> _SET TASK_
Format the material, starting with the line that contains "staticText: Log in" and going on through the line that contains "button[interactable]: SIGN UP", as a Markdown table with the columns No. and Text. Give each line its own numbered row, and leave out any blank lines.
* * * *
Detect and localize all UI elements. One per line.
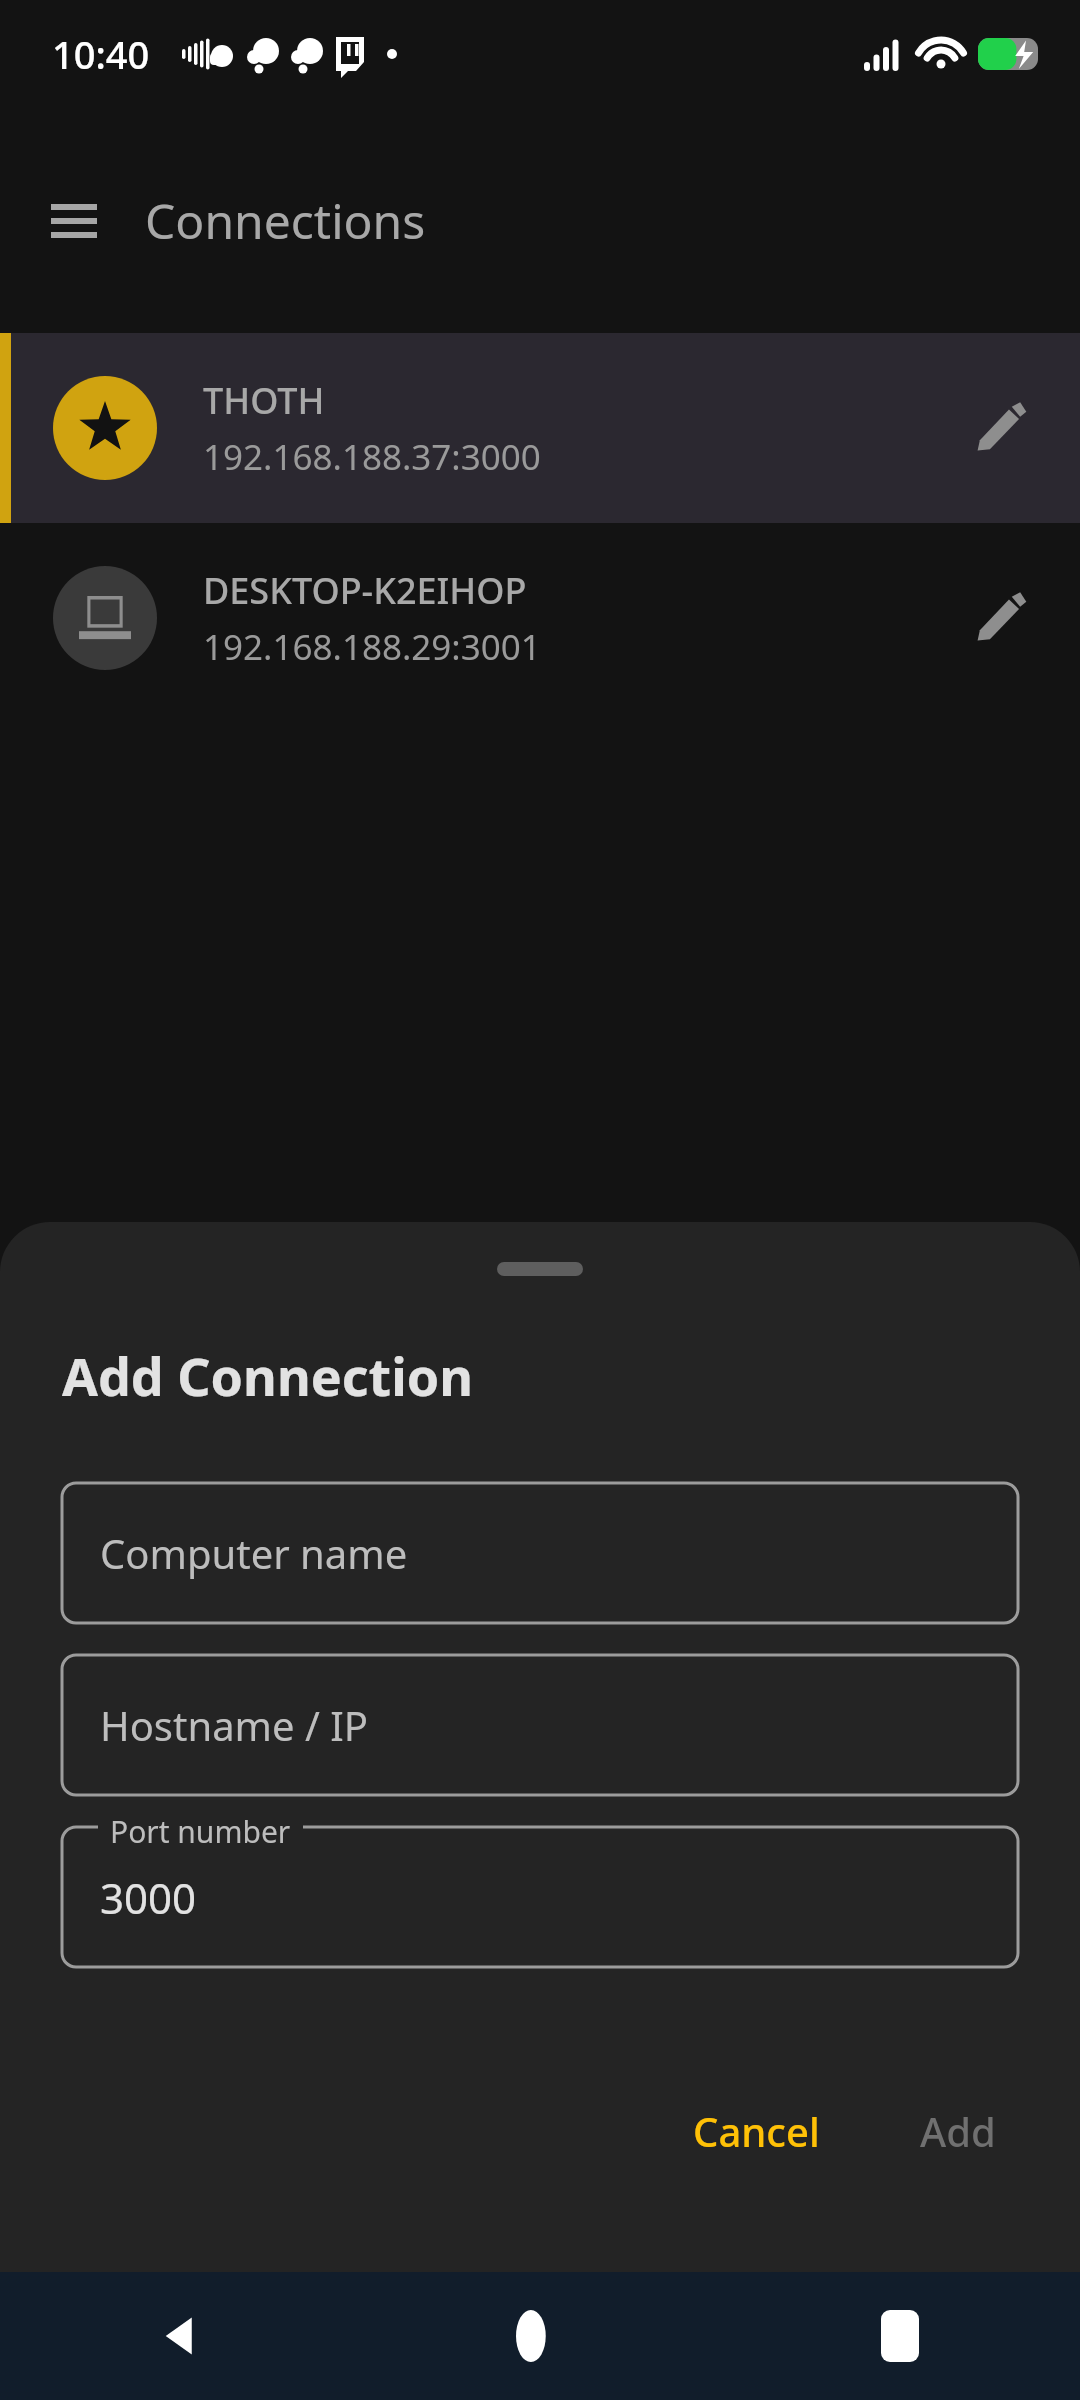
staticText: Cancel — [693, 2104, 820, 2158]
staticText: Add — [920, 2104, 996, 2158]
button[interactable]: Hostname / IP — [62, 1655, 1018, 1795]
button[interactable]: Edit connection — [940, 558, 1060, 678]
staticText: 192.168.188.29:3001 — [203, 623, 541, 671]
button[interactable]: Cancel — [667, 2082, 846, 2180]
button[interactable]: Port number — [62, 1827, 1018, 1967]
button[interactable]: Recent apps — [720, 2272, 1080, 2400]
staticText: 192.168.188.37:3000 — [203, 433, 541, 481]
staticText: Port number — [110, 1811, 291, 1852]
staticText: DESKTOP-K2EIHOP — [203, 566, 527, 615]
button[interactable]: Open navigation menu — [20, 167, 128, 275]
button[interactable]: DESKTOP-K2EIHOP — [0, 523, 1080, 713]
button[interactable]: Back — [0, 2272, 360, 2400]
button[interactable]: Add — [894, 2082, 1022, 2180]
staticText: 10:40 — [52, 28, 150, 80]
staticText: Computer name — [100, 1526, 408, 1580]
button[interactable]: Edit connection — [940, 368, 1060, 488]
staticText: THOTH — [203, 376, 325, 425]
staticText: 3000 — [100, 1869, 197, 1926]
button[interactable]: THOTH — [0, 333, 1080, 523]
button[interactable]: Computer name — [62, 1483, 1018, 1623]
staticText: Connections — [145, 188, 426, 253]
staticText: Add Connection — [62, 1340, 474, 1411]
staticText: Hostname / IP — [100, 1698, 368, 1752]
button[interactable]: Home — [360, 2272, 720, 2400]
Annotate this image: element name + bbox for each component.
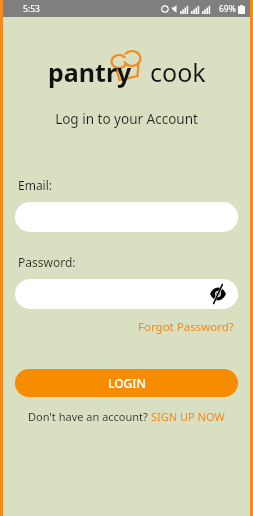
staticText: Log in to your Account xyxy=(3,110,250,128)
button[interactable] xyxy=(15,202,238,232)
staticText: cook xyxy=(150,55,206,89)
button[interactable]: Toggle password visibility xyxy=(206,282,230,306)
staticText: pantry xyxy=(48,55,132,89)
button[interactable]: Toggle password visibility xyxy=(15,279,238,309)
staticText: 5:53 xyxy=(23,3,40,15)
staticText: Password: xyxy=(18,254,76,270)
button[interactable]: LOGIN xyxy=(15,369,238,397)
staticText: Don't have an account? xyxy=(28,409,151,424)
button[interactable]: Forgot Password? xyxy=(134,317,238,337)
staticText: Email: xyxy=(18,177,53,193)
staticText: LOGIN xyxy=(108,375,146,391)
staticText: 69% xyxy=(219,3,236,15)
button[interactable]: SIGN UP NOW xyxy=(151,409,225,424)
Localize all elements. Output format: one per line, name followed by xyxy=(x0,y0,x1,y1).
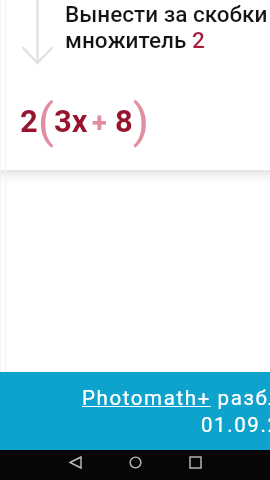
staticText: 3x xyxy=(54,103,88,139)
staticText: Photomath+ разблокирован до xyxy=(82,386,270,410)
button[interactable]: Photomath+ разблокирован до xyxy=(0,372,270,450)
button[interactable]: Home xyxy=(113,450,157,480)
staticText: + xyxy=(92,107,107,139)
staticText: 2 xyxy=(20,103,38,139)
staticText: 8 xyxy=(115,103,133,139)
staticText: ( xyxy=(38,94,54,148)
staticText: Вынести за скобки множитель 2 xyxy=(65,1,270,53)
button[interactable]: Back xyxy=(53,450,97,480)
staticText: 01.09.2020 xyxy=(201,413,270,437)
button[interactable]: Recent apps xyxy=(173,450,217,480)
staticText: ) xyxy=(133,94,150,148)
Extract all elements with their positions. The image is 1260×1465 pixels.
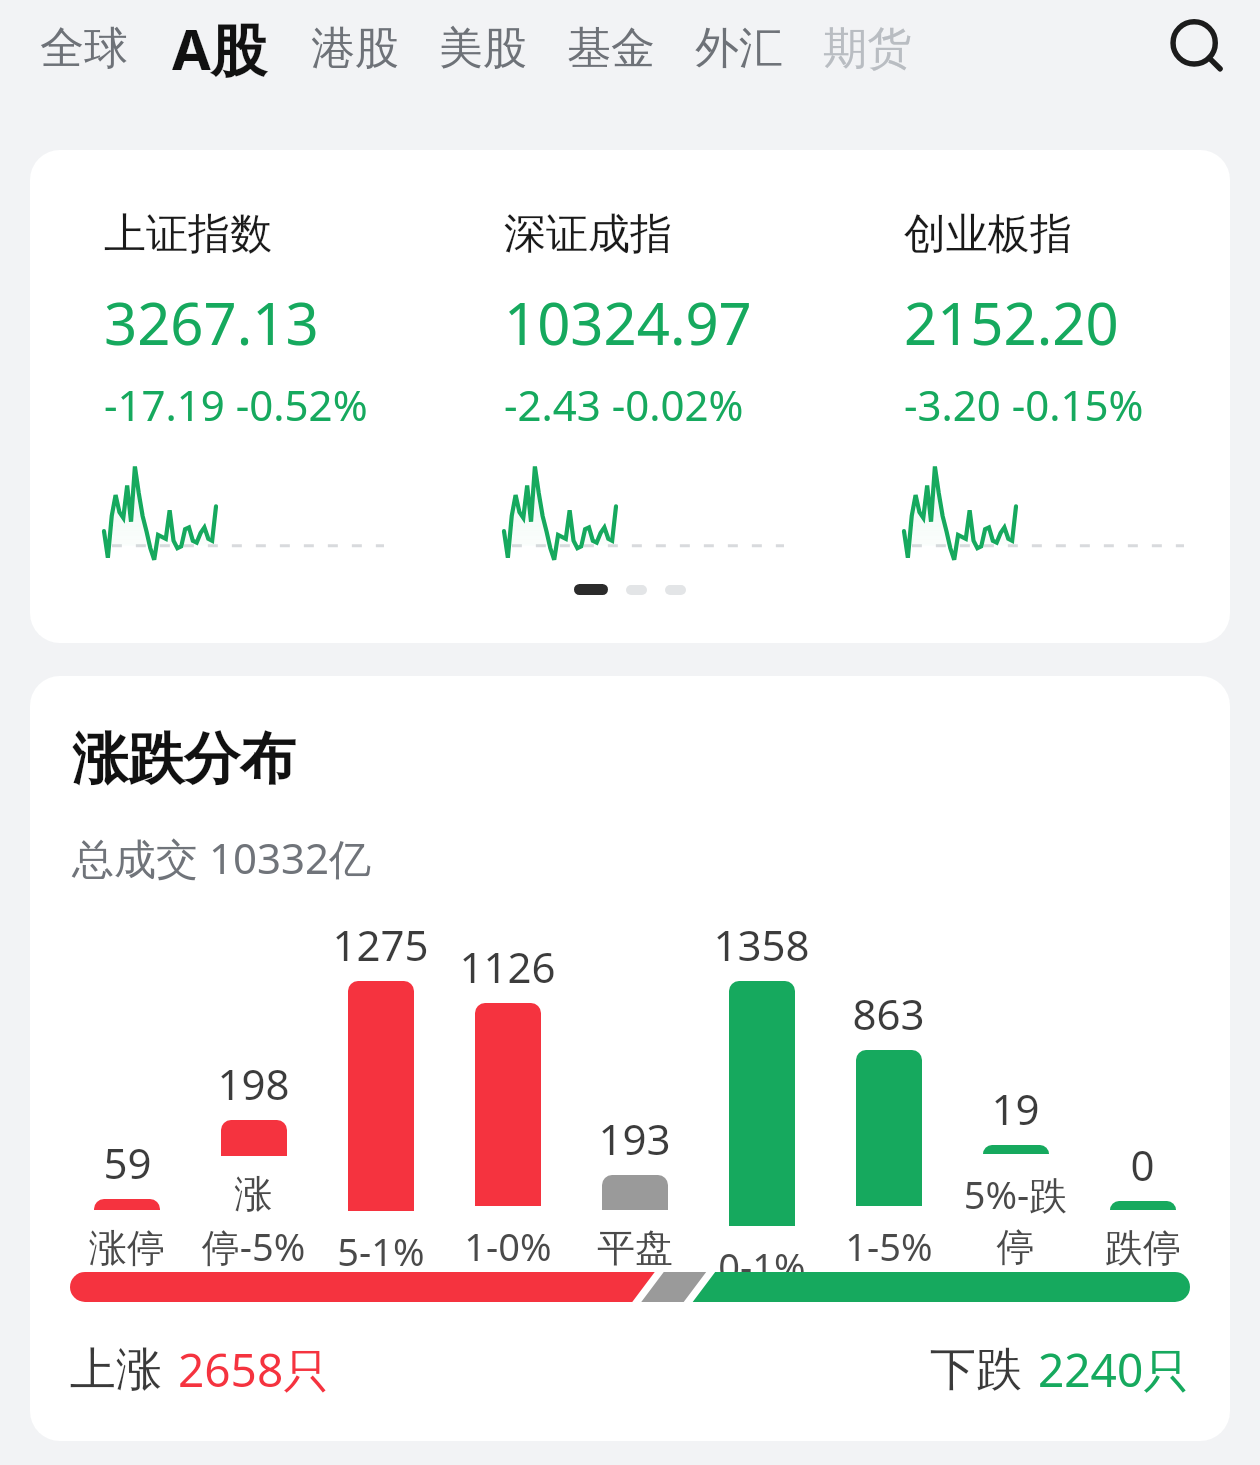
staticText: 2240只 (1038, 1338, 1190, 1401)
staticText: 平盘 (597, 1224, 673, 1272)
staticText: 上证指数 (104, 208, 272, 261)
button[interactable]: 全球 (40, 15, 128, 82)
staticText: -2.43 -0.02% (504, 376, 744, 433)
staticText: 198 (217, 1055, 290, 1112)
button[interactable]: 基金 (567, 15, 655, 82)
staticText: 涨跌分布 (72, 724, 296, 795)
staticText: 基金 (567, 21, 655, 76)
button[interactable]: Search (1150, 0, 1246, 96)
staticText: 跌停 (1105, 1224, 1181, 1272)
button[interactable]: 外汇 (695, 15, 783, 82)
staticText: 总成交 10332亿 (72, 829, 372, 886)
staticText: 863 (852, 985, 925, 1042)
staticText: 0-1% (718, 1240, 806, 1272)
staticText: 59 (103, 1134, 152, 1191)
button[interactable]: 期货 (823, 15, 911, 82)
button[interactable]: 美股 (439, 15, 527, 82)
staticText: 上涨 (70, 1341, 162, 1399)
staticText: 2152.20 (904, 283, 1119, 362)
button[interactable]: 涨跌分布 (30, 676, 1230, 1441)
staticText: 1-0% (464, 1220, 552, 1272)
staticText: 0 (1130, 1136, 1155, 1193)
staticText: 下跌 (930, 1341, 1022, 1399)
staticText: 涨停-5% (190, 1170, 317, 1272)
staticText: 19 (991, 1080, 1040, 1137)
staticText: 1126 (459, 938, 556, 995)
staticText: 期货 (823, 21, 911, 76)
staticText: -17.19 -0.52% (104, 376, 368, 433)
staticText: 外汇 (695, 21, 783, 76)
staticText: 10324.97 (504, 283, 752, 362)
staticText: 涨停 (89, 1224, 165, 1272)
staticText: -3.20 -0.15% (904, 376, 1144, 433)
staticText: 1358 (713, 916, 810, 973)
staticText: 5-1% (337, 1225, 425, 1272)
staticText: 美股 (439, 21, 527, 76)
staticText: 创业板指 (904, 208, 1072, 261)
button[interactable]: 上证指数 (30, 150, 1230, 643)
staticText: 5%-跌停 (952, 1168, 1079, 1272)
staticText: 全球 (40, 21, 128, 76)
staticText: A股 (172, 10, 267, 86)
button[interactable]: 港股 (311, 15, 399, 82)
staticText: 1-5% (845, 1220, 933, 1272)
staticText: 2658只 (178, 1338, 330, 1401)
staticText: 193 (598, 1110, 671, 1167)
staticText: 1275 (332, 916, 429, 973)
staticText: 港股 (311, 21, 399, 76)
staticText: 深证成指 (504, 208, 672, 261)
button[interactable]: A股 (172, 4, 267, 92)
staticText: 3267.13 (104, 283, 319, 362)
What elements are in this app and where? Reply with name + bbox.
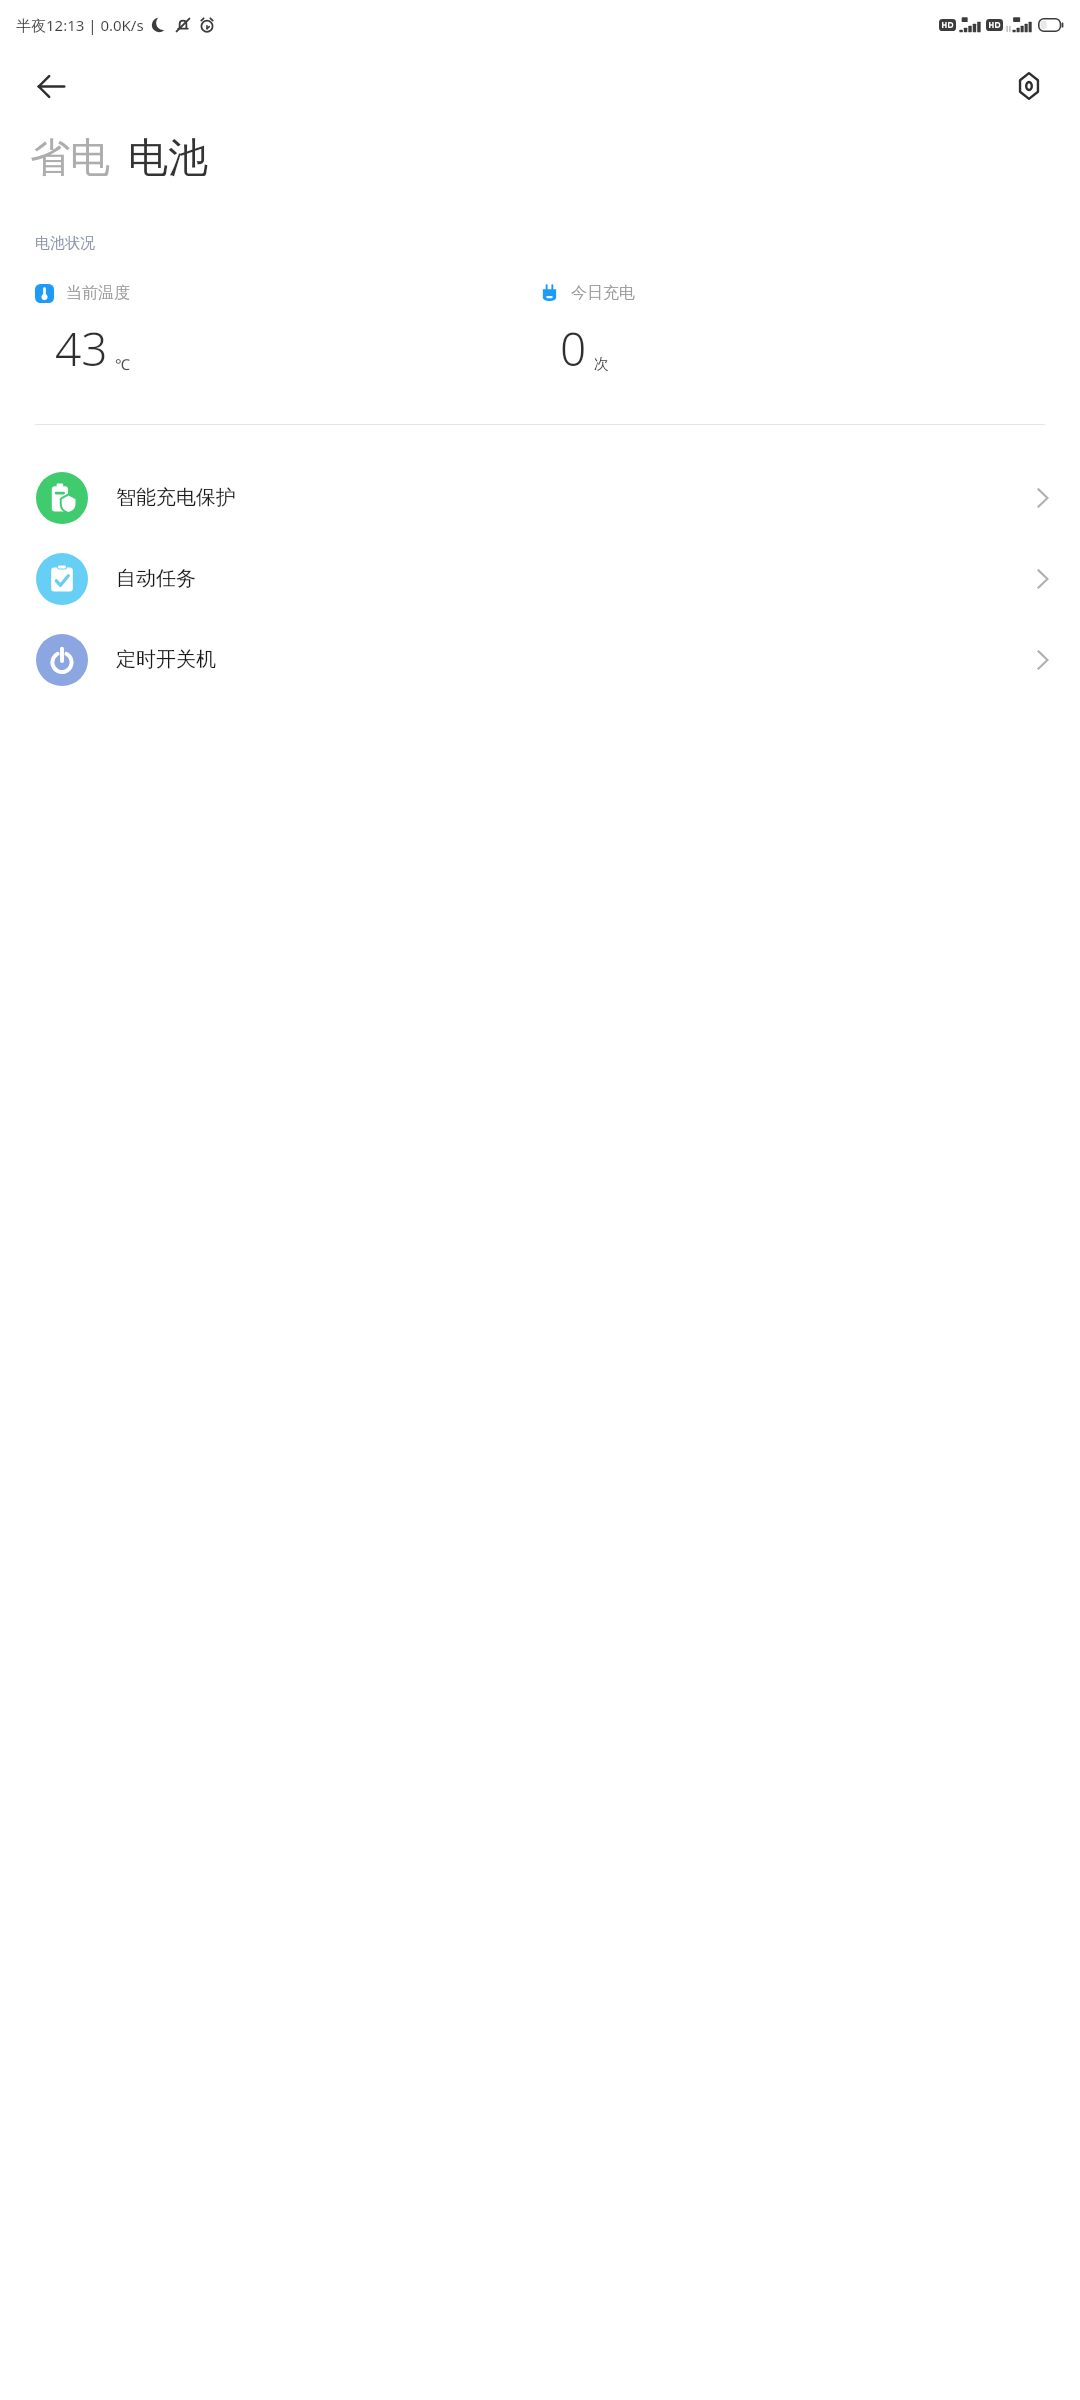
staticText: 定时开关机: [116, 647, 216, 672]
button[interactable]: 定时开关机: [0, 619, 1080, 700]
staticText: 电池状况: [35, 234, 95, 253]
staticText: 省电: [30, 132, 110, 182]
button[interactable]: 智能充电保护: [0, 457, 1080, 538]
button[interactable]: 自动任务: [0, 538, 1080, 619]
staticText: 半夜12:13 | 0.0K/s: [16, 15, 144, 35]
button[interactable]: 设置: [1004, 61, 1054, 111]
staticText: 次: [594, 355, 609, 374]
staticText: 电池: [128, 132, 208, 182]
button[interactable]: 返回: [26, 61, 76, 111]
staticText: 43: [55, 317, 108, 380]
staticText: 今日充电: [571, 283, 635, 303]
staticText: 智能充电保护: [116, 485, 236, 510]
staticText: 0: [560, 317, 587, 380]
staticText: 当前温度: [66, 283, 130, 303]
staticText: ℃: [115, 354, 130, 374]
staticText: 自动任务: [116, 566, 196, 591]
* * * *
> _SOLUTION FOR THIS EXERCISE_
| No. | Text |
|---|---|
| 1 | staticText: Log in to your Account xyxy=(3,110,250,128) |
| 2 | button[interactable] xyxy=(15,202,238,232) |
| 3 | staticText: cook xyxy=(150,55,206,89) |
| 4 | button[interactable]: Toggle password visibility xyxy=(206,282,230,306) |
| 5 | staticText: pantry xyxy=(48,55,132,89) |
| 6 | button[interactable]: Toggle password visibility xyxy=(15,279,238,309) |
| 7 | staticText: 5:53 xyxy=(23,3,40,15) |
| 8 | staticText: Password: xyxy=(18,254,76,270) |
| 9 | button[interactable]: LOGIN xyxy=(15,369,238,397) |
| 10 | staticText: Don't have an account? xyxy=(28,409,151,424) |
| 11 | button[interactable]: Forgot Password? xyxy=(134,317,238,337) |
| 12 | staticText: Email: xyxy=(18,177,53,193) |
| 13 | staticText: LOGIN xyxy=(108,375,146,391) |
| 14 | staticText: 69% xyxy=(219,3,236,15) |
| 15 | button[interactable]: SIGN UP NOW xyxy=(151,409,225,424) |